◆ **Exercise material**:
::::::::
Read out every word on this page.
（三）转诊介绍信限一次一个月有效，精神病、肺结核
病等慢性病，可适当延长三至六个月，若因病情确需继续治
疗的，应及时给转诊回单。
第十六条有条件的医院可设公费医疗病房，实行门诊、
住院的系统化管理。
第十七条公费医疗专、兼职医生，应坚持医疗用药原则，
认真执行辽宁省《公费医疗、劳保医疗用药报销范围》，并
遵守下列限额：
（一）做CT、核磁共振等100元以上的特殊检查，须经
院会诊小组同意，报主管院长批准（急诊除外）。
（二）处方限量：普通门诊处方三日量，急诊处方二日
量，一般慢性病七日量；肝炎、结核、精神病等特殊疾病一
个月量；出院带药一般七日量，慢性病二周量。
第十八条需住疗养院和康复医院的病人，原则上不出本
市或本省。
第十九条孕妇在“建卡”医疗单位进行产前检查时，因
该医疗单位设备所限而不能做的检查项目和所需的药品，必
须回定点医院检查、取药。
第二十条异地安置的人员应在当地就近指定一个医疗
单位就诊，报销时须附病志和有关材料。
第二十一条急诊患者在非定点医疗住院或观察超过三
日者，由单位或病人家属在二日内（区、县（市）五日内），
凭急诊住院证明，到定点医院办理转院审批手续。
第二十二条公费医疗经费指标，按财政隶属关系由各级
::::::::
◆ **Given request**: Give back all the records exactly as they stand.

◆ **Exercise response**:
Read out every word on this page.
（三）转诊介绍信限一次一个月有效，精神病、肺结核
病等慢性病，可适当延长三至六个月，若因病情确需继续治
疗的，应及时给转诊回单。
第十六条有条件的医院可设公费医疗病房，实行门诊、
住院的系统化管理。
第十七条公费医疗专、兼职医生，应坚持医疗用药原则，
认真执行辽宁省《公费医疗、劳保医疗用药报销范围》，并
遵守下列限额：
（一）做CT、核磁共振等100元以上的特殊检查，须经
院会诊小组同意，报主管院长批准（急诊除外）。
（二）处方限量：普通门诊处方三日量，急诊处方二日
量，一般慢性病七日量；肝炎、结核、精神病等特殊疾病一
个月量；出院带药一般七日量，慢性病二周量。
第十八条需住疗养院和康复医院的病人，原则上不出本
市或本省。
第十九条孕妇在“建卡”医疗单位进行产前检查时，因
该医疗单位设备所限而不能做的检查项目和所需的药品，必
须回定点医院检查、取药。
第二十条异地安置的人员应在当地就近指定一个医疗
单位就诊，报销时须附病志和有关材料。
第二十一条急诊患者在非定点医疗住院或观察超过三
日者，由单位或病人家属在二日内（区、县（市）五日内），
凭急诊住院证明，到定点医院办理转院审批手续。
第二十二条公费医疗经费指标，按财政隶属关系由各级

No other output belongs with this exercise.